»»
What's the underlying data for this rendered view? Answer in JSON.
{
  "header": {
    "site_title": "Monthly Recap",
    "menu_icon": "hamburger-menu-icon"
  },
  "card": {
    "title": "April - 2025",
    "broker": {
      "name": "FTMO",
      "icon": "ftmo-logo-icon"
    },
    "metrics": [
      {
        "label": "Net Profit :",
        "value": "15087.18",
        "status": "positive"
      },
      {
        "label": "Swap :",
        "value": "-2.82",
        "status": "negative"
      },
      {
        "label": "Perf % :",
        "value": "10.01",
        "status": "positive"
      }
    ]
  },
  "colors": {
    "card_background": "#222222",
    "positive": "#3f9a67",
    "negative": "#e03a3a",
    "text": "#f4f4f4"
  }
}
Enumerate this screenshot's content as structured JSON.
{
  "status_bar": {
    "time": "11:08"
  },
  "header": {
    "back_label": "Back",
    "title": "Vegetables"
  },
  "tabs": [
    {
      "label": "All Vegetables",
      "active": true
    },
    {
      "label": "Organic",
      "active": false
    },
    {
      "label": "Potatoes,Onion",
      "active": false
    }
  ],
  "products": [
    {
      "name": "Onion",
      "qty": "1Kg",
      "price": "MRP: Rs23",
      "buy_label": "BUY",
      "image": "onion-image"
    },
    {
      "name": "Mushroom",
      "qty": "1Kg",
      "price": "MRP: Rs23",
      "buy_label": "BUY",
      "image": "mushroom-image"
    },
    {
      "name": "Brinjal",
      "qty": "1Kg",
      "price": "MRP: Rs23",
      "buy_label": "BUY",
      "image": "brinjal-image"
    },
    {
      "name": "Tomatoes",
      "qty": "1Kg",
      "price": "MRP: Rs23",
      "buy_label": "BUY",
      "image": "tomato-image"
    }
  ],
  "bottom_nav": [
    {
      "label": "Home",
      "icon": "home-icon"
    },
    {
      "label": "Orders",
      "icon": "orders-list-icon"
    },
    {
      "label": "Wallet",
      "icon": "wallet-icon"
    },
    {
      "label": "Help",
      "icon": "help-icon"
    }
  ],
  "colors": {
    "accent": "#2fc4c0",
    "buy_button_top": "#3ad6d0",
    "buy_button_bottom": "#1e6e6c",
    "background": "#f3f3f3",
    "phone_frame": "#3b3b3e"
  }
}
««
[What needs to be done]:
Copy each line of the data exactly, leaving nothing out.

[Answer to the task]:
What's the underlying data for this rendered view? Answer in JSON.
{
  "header": {
    "site_title": "Monthly Recap",
    "menu_icon": "hamburger-menu-icon"
  },
  "card": {
    "title": "April - 2025",
    "broker": {
      "name": "FTMO",
      "icon": "ftmo-logo-icon"
    },
    "metrics": [
      {
        "label": "Net Profit :",
        "value": "15087.18",
        "status": "positive"
      },
      {
        "label": "Swap :",
        "value": "-2.82",
        "status": "negative"
      },
      {
        "label": "Perf % :",
        "value": "10.01",
        "status": "positive"
      }
    ]
  },
  "colors": {
    "card_background": "#222222",
    "positive": "#3f9a67",
    "negative": "#e03a3a",
    "text": "#f4f4f4"
  }
}
Enumerate this screenshot's content as structured JSON.
{
  "status_bar": {
    "time": "11:08"
  },
  "header": {
    "back_label": "Back",
    "title": "Vegetables"
  },
  "tabs": [
    {
      "label": "All Vegetables",
      "active": true
    },
    {
      "label": "Organic",
      "active": false
    },
    {
      "label": "Potatoes,Onion",
      "active": false
    }
  ],
  "products": [
    {
      "name": "Onion",
      "qty": "1Kg",
      "price": "MRP: Rs23",
      "buy_label": "BUY",
      "image": "onion-image"
    },
    {
      "name": "Mushroom",
      "qty": "1Kg",
      "price": "MRP: Rs23",
      "buy_label": "BUY",
      "image": "mushroom-image"
    },
    {
      "name": "Brinjal",
      "qty": "1Kg",
      "price": "MRP: Rs23",
      "buy_label": "BUY",
      "image": "brinjal-image"
    },
    {
      "name": "Tomatoes",
      "qty": "1Kg",
      "price": "MRP: Rs23",
      "buy_label": "BUY",
      "image": "tomato-image"
    }
  ],
  "bottom_nav": [
    {
      "label": "Home",
      "icon": "home-icon"
    },
    {
      "label": "Orders",
      "icon": "orders-list-icon"
    },
    {
      "label": "Wallet",
      "icon": "wallet-icon"
    },
    {
      "label": "Help",
      "icon": "help-icon"
    }
  ],
  "colors": {
    "accent": "#2fc4c0",
    "buy_button_top": "#3ad6d0",
    "buy_button_bottom": "#1e6e6c",
    "background": "#f3f3f3",
    "phone_frame": "#3b3b3e"
  }
}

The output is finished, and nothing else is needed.